> Text shown:
Yesterday it was
my birthday,
I hung one more
year on the line;
I should be
depressed, my yard’s a mess,
But I’m havin’ a
good time.
I’m digging and
weeding and planting,
I’m exhausted from
gard’ning so well;
I should go to bed
but a voice in my head
Says, “Oh, what
the hell.”
with apologies
to Paul Simon
I have conducted a life-long love affair with Paul Simon’s
music. His lyrics have spoken to me since the 1960s, when I knew all the words
to all the songs from “Bookends,” “The Sounds of Silence,” “Parsley, Sage,
Rosemary and Thyme,” and “Bridge Over Troubled Water.” (Still do.) I
convinced my teenaged self that I was the Kathy on the bus from Pittsburgh in
“America,”
sans cigarettes. A
term paper entitled “Themes of Alienation and Loss in the Songs of Simon and
Garfunkel” turned in when I was a junior in high school brought me my first
important accolades as a writer: so impressed was the English teacher that she
made it required reading for her senior classes.
Fortunately,
I had no social life at the time anyway so repercussions were insignificant.
What
angst-filled adolescent didn’t thrum in harmony with “And a rock feels no pain
/ and an island never cries”? Or “You read your Emily Dickinson / and I my
Robert Frost, / and we note our place with bookmarkers / that measure what
we’ve lost.” And “The Boxer”!
In
the clearing stands a boxer
And
a fighter by his trade,
And
he carries the reminders
Of
every glove that laid him down
Or
cut him till he cried out
In
his anger and his shame,
‘I
am leaving, I am leaving’
But
the fighter still remains.
Only the
Beatles (with “Hey, Jude’s” nah-nah-nah-nah nahnahnah-nah), could command three
minutes of radio airtime with nonsense syllables the way Simon did in “The
Boxer”—lie-la-lie, lie-la-lie-lie-lie-lie-lie lie-lie-lie-lie-lie, over and over as
the orchestra swelled in the background. Tears still prick my eyes when I hear
it.
|
Mincers Pipe Shop on the Corner,
Charlottesville, Virginia |
Never
attended a concert given by the boys, but I did once see Art Garfunkel. He
drove into town from his home near Charlottesville, Virginia, every Sunday
morning to pick up his copy of the New York Times from Mincers Pipe Shop on
The Corner, hard by the University’s Rotunda. Mincers was just up the street
from the U Diner, where “grills-with”—fried-ice-cream-with-glazed-donut-heated-on-the-grill—could be had for a dollar or so
all day. On my way home from a post-Saturday-night sugar fix, I spotted Art
(may I call you “Art”?) getting into his car, a hefty hunk of newsprint under
his arm.

> Brief A:
In the Paul Simon piece, rewrite the passage from "with apologies" up to and including "her senior classes.", swapping "term paper" for "research essay".
> Brief B:
Extend the piece about Paul Simon's music, picking up right after its last sentence.

> Dataset content:

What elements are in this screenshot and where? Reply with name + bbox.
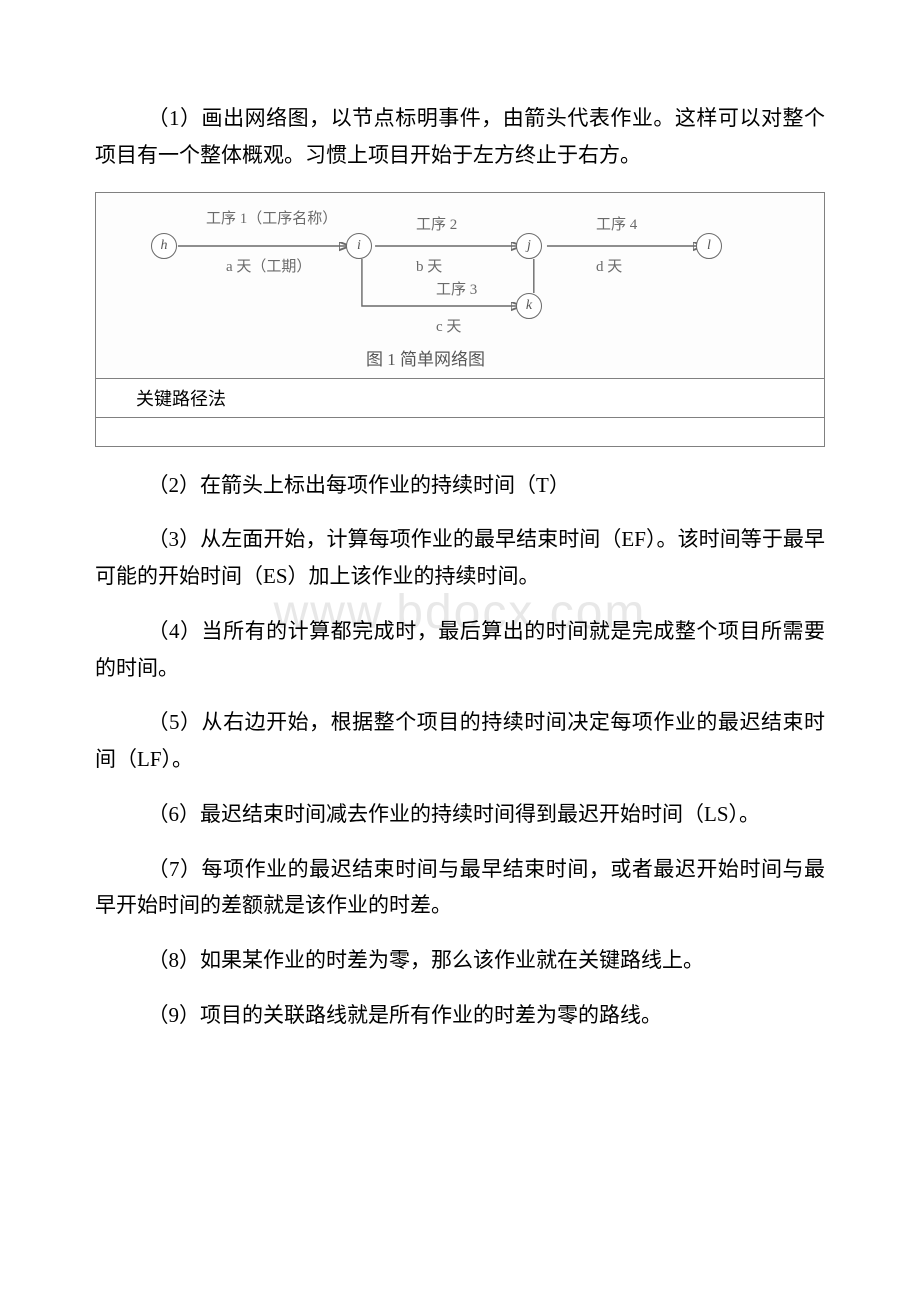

> Answer A:
with apologies
to Paul Simon
I have conducted a life-long love affair with Paul Simon’s
music. His lyrics have spoken to me since the 1960s, when I knew all the words
to all the songs from “Bookends,” “The Sounds of Silence,” “Parsley, Sage,
Rosemary and Thyme,” and “Bridge Over Troubled Water.” (Still do.) I
convinced my teenaged self that I was the Kathy on the bus from Pittsburgh in
“America,”
sans cigarettes. A
research essay entitled “Themes of Alienation and Loss in the Songs of Simon and
Garfunkel” turned in when I was a junior in high school brought me my first
important accolades as a writer: so impressed was the English teacher that she
made it required reading for her senior classes.

> Answer B:
In later
years, I wondered by what Machiavellian contortions he managed to get the New
York version of the Sunday New York Times delivered on Sunday. Mere mortals had to wait until Wednesday.
*****
In one of
those simple twists of fate (old, pre-Christian Dylan’s a favorite, too), I
recently rediscovered knitting. I grew up in a crafty family, and don’t
remember not knowing how to knit, crochet, embroider, crewel, cross-stitch,
needlepoint, petit-point, macramé
and sew. Never cottoned to machine sewing, because it requires, well, a machine;
but I’m still pretty adept with any sort of hand-held needle. This has come in
useful over the years, especially for keeping beloved jeans and overalls in
service. I’m one of probably six people left
in the world who actually knows how to darn socks.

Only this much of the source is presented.